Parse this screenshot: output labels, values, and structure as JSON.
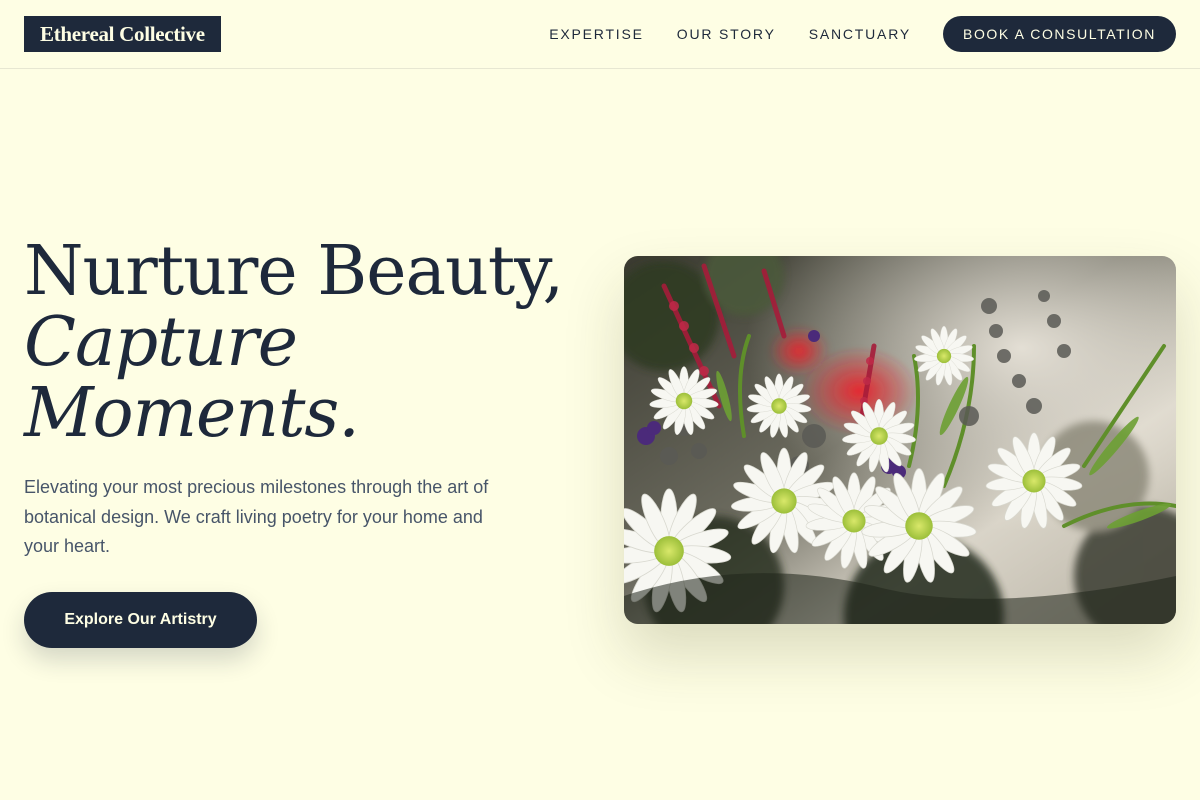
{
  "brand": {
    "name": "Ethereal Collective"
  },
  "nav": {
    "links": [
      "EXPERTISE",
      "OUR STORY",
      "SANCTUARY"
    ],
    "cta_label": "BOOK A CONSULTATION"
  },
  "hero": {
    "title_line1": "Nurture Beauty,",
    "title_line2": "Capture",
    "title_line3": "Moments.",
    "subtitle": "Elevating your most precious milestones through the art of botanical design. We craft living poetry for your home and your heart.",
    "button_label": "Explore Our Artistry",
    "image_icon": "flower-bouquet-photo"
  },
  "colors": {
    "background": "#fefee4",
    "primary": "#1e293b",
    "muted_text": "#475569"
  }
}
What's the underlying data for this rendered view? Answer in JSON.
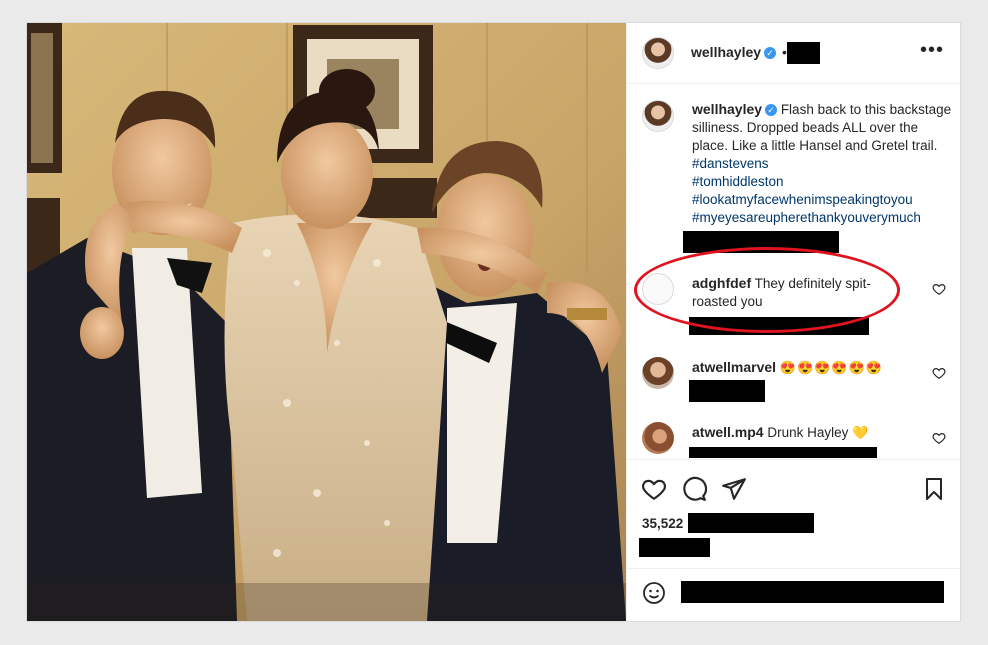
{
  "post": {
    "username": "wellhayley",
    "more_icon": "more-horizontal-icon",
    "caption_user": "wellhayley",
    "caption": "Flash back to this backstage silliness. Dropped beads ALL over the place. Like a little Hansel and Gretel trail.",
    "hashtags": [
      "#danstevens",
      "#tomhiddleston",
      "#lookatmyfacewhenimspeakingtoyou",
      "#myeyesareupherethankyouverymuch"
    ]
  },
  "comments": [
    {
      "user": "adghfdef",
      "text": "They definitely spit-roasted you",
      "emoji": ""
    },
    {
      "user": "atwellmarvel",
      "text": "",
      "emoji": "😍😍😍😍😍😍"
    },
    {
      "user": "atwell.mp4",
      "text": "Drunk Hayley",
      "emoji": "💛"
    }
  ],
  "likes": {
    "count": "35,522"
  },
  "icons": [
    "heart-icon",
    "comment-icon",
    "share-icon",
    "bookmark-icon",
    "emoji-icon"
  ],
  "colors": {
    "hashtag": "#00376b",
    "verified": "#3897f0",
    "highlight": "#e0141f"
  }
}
- - - - -
# GIVEN TASK:
The records above should be reproduced exactly, with no pictures included.

# SOLUTION TO THIS EXERCISE:
Parse this screenshot: output labels, values, and structure as JSON.
{
  "brand": {
    "name": "Ethereal Collective"
  },
  "nav": {
    "links": [
      "EXPERTISE",
      "OUR STORY",
      "SANCTUARY"
    ],
    "cta_label": "BOOK A CONSULTATION"
  },
  "hero": {
    "title_line1": "Nurture Beauty,",
    "title_line2": "Capture",
    "title_line3": "Moments.",
    "subtitle": "Elevating your most precious milestones through the art of botanical design. We craft living poetry for your home and your heart.",
    "button_label": "Explore Our Artistry",
    "image_icon": "flower-bouquet-photo"
  },
  "colors": {
    "background": "#fefee4",
    "primary": "#1e293b",
    "muted_text": "#475569"
  }
}
What's the underlying data for this rendered view? Answer in JSON.
{
  "post": {
    "username": "wellhayley",
    "more_icon": "more-horizontal-icon",
    "caption_user": "wellhayley",
    "caption": "Flash back to this backstage silliness. Dropped beads ALL over the place. Like a little Hansel and Gretel trail.",
    "hashtags": [
      "#danstevens",
      "#tomhiddleston",
      "#lookatmyfacewhenimspeakingtoyou",
      "#myeyesareupherethankyouverymuch"
    ]
  },
  "comments": [
    {
      "user": "adghfdef",
      "text": "They definitely spit-roasted you",
      "emoji": ""
    },
    {
      "user": "atwellmarvel",
      "text": "",
      "emoji": "😍😍😍😍😍😍"
    },
    {
      "user": "atwell.mp4",
      "text": "Drunk Hayley",
      "emoji": "💛"
    }
  ],
  "likes": {
    "count": "35,522"
  },
  "icons": [
    "heart-icon",
    "comment-icon",
    "share-icon",
    "bookmark-icon",
    "emoji-icon"
  ],
  "colors": {
    "hashtag": "#00376b",
    "verified": "#3897f0",
    "highlight": "#e0141f"
  }
}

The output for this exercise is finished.